** begin **
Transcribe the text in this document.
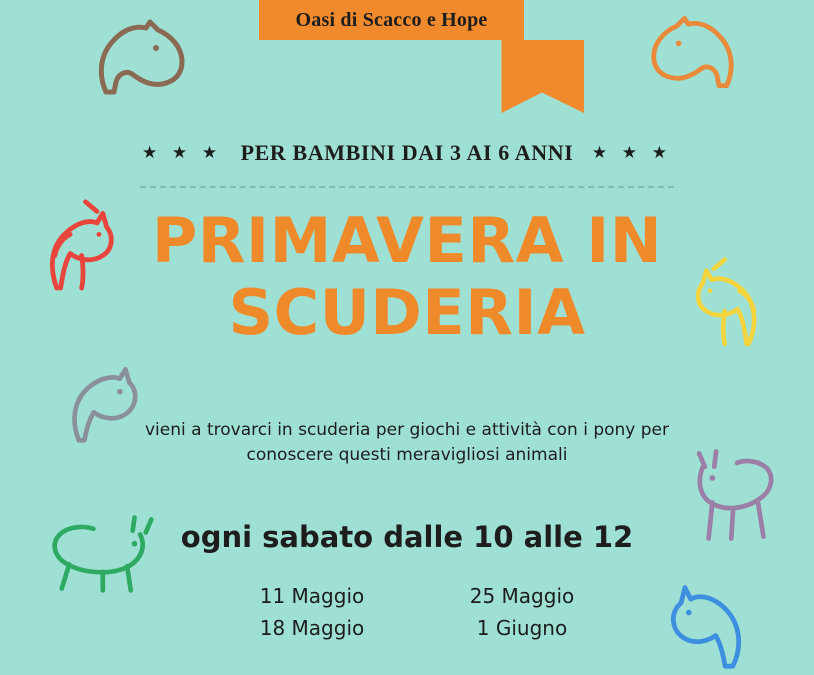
Oasi di Scacco e Hope
★ ★ ★ PER BAMBINI DAI 3 AI 6 ANNI ★ ★ ★
PRIMAVERA IN
SCUDERIA
vieni a trovarci in scuderia per giochi e attività con i pony per conoscere questi meravigliosi animali
ogni sabato dalle 10 alle 12
11 Maggio
18 Maggio
25 Maggio
1 Giugno
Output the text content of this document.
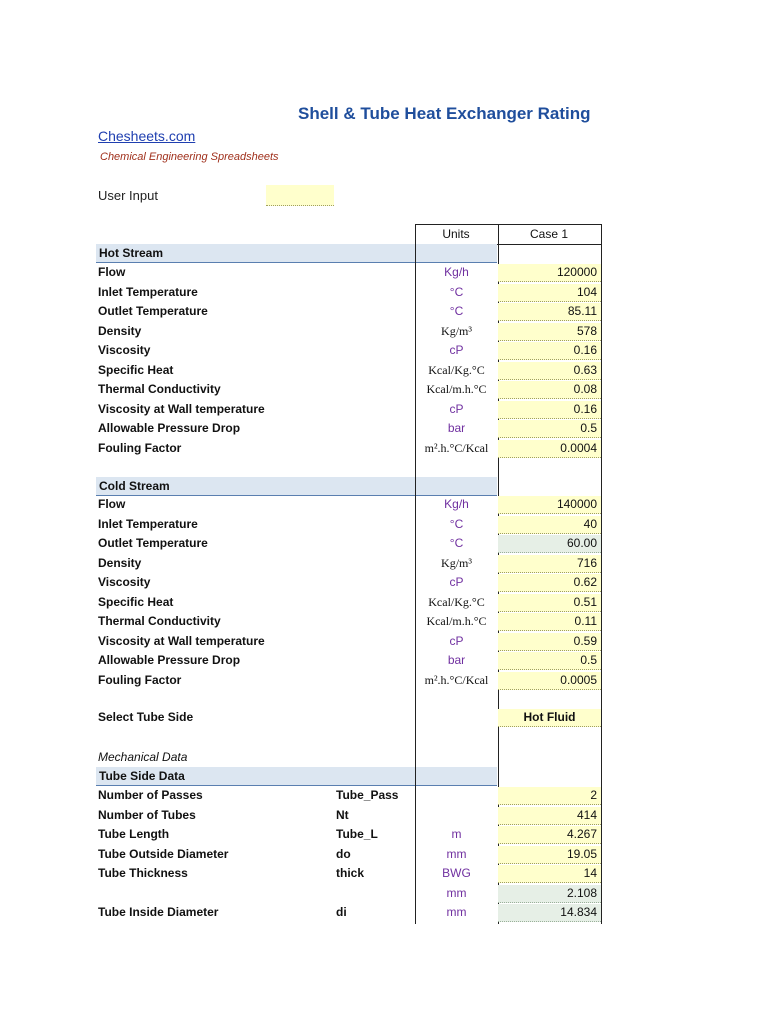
Shell & Tube Heat Exchanger Rating
Chesheets.com
Chemical Engineering Spreadsheets
User Input
Units	Case 1
Hot Stream
Flow	Kg/h	120000
Inlet Temperature	°C	104
Outlet Temperature	°C	85.11
Density	Kg/m³	578
Viscosity	cP	0.16
Specific Heat	Kcal/Kg.°C	0.63
Thermal Conductivity	Kcal/m.h.°C	0.08
Viscosity at Wall temperature	cP	0.16
Allowable Pressure Drop	bar	0.5
Fouling Factor	m².h.°C/Kcal	0.0004
Cold Stream
Flow	Kg/h	140000
Inlet Temperature	°C	40
Outlet Temperature	°C	60.00
Density	Kg/m³	716
Viscosity	cP	0.62
Specific Heat	Kcal/Kg.°C	0.51
Thermal Conductivity	Kcal/m.h.°C	0.11
Viscosity at Wall temperature	cP	0.59
Allowable Pressure Drop	bar	0.5
Fouling Factor	m².h.°C/Kcal	0.0005
Select Tube Side	Hot Fluid
Mechanical Data
Tube Side Data
Number of Passes	Tube_Pass	2
Number of Tubes	Nt	414
Tube Length	Tube_L	m	4.267
Tube Outside Diameter	do	mm	19.05
Tube Thickness	thick	BWG	14
mm	2.108
Tube Inside Diameter	di	mm	14.834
** end **
WHAT IS NEEDED - List the lines of the entries that include "Kcal".

OUTPUT OF THE TASK -
Specific Heat	Kcal/Kg.°C	0.63
Thermal Conductivity	Kcal/m.h.°C	0.08
Fouling Factor	m².h.°C/Kcal	0.0004
Specific Heat	Kcal/Kg.°C	0.51
Thermal Conductivity	Kcal/m.h.°C	0.11
Fouling Factor	m².h.°C/Kcal	0.0005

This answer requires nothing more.